:: Short exercise ::
Return every line of the material exactly.
┄┄┄┄┄┄
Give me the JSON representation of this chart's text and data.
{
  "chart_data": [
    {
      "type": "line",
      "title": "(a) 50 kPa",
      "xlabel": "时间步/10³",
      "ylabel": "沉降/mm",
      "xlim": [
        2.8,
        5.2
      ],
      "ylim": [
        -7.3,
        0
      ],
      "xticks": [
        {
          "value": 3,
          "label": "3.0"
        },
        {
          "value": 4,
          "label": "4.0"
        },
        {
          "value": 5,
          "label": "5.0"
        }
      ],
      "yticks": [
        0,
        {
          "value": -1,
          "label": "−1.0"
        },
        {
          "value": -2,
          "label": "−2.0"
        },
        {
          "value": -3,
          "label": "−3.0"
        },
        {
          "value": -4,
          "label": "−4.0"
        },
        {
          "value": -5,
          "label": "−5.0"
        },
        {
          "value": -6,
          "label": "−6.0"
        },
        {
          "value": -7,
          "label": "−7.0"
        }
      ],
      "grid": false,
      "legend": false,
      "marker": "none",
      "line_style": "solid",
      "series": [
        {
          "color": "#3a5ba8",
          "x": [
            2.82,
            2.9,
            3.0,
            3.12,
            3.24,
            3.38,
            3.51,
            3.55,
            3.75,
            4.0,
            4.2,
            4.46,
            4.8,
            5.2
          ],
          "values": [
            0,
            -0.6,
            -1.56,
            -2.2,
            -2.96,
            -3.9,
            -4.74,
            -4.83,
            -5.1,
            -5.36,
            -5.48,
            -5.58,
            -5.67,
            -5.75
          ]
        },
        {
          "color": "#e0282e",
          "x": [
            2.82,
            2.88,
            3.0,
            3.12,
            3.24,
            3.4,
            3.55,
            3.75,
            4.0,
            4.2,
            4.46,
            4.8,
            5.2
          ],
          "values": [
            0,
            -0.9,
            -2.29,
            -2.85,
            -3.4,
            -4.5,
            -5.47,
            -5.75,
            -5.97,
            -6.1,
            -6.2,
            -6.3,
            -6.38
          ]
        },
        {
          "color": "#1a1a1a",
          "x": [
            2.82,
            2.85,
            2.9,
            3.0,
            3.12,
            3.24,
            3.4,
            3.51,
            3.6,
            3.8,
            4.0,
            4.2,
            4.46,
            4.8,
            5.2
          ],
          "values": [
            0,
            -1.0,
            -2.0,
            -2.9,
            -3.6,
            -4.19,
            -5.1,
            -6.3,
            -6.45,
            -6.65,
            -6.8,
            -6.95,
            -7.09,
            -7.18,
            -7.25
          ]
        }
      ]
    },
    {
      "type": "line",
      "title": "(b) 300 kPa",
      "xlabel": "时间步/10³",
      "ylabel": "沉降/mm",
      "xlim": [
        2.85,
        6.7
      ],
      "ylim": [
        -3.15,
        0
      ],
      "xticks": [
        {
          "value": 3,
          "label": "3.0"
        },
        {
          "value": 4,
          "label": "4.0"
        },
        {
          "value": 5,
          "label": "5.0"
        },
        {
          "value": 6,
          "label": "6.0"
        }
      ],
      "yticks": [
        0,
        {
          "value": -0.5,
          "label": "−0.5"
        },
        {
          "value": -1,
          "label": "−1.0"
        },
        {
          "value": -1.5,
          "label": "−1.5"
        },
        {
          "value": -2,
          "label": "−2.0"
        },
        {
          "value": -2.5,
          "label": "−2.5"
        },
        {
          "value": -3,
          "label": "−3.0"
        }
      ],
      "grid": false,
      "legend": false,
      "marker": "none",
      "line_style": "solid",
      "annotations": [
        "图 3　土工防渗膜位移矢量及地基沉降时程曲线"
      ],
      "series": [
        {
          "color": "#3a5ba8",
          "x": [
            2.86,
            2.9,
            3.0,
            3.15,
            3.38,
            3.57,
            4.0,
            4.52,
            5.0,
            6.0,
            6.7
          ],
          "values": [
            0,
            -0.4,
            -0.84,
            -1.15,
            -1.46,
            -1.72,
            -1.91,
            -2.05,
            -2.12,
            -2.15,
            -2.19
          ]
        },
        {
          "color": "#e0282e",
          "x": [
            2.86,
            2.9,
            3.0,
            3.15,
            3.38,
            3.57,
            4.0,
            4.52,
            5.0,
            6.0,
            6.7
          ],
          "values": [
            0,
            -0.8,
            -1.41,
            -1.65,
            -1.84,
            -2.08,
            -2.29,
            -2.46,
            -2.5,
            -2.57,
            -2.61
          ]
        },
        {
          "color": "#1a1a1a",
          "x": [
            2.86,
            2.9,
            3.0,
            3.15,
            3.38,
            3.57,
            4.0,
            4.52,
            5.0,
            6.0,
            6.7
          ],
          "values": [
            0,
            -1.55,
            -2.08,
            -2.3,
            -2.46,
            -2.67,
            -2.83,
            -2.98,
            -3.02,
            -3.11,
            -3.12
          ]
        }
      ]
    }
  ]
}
┄┄┄┄┄┄
:: Written answer ::
Give me the JSON representation of this chart's text and data.
{
  "chart_data": [
    {
      "type": "line",
      "title": "(a) 50 kPa",
      "xlabel": "时间步/10³",
      "ylabel": "沉降/mm",
      "xlim": [
        2.8,
        5.2
      ],
      "ylim": [
        -7.3,
        0
      ],
      "xticks": [
        {
          "value": 3,
          "label": "3.0"
        },
        {
          "value": 4,
          "label": "4.0"
        },
        {
          "value": 5,
          "label": "5.0"
        }
      ],
      "yticks": [
        0,
        {
          "value": -1,
          "label": "−1.0"
        },
        {
          "value": -2,
          "label": "−2.0"
        },
        {
          "value": -3,
          "label": "−3.0"
        },
        {
          "value": -4,
          "label": "−4.0"
        },
        {
          "value": -5,
          "label": "−5.0"
        },
        {
          "value": -6,
          "label": "−6.0"
        },
        {
          "value": -7,
          "label": "−7.0"
        }
      ],
      "grid": false,
      "legend": false,
      "marker": "none",
      "line_style": "solid",
      "series": [
        {
          "color": "#3a5ba8",
          "x": [
            2.82,
            2.9,
            3.0,
            3.12,
            3.24,
            3.38,
            3.51,
            3.55,
            3.75,
            4.0,
            4.2,
            4.46,
            4.8,
            5.2
          ],
          "values": [
            0,
            -0.6,
            -1.56,
            -2.2,
            -2.96,
            -3.9,
            -4.74,
            -4.83,
            -5.1,
            -5.36,
            -5.48,
            -5.58,
            -5.67,
            -5.75
          ]
        },
        {
          "color": "#e0282e",
          "x": [
            2.82,
            2.88,
            3.0,
            3.12,
            3.24,
            3.4,
            3.55,
            3.75,
            4.0,
            4.2,
            4.46,
            4.8,
            5.2
          ],
          "values": [
            0,
            -0.9,
            -2.29,
            -2.85,
            -3.4,
            -4.5,
            -5.47,
            -5.75,
            -5.97,
            -6.1,
            -6.2,
            -6.3,
            -6.38
          ]
        },
        {
          "color": "#1a1a1a",
          "x": [
            2.82,
            2.85,
            2.9,
            3.0,
            3.12,
            3.24,
            3.4,
            3.51,
            3.6,
            3.8,
            4.0,
            4.2,
            4.46,
            4.8,
            5.2
          ],
          "values": [
            0,
            -1.0,
            -2.0,
            -2.9,
            -3.6,
            -4.19,
            -5.1,
            -6.3,
            -6.45,
            -6.65,
            -6.8,
            -6.95,
            -7.09,
            -7.18,
            -7.25
          ]
        }
      ]
    },
    {
      "type": "line",
      "title": "(b) 300 kPa",
      "xlabel": "时间步/10³",
      "ylabel": "沉降/mm",
      "xlim": [
        2.85,
        6.7
      ],
      "ylim": [
        -3.15,
        0
      ],
      "xticks": [
        {
          "value": 3,
          "label": "3.0"
        },
        {
          "value": 4,
          "label": "4.0"
        },
        {
          "value": 5,
          "label": "5.0"
        },
        {
          "value": 6,
          "label": "6.0"
        }
      ],
      "yticks": [
        0,
        {
          "value": -0.5,
          "label": "−0.5"
        },
        {
          "value": -1,
          "label": "−1.0"
        },
        {
          "value": -1.5,
          "label": "−1.5"
        },
        {
          "value": -2,
          "label": "−2.0"
        },
        {
          "value": -2.5,
          "label": "−2.5"
        },
        {
          "value": -3,
          "label": "−3.0"
        }
      ],
      "grid": false,
      "legend": false,
      "marker": "none",
      "line_style": "solid",
      "annotations": [
        "图 3　土工防渗膜位移矢量及地基沉降时程曲线"
      ],
      "series": [
        {
          "color": "#3a5ba8",
          "x": [
            2.86,
            2.9,
            3.0,
            3.15,
            3.38,
            3.57,
            4.0,
            4.52,
            5.0,
            6.0,
            6.7
          ],
          "values": [
            0,
            -0.4,
            -0.84,
            -1.15,
            -1.46,
            -1.72,
            -1.91,
            -2.05,
            -2.12,
            -2.15,
            -2.19
          ]
        },
        {
          "color": "#e0282e",
          "x": [
            2.86,
            2.9,
            3.0,
            3.15,
            3.38,
            3.57,
            4.0,
            4.52,
            5.0,
            6.0,
            6.7
          ],
          "values": [
            0,
            -0.8,
            -1.41,
            -1.65,
            -1.84,
            -2.08,
            -2.29,
            -2.46,
            -2.5,
            -2.57,
            -2.61
          ]
        },
        {
          "color": "#1a1a1a",
          "x": [
            2.86,
            2.9,
            3.0,
            3.15,
            3.38,
            3.57,
            4.0,
            4.52,
            5.0,
            6.0,
            6.7
          ],
          "values": [
            0,
            -1.55,
            -2.08,
            -2.3,
            -2.46,
            -2.67,
            -2.83,
            -2.98,
            -3.02,
            -3.11,
            -3.12
          ]
        }
      ]
    }
  ]
}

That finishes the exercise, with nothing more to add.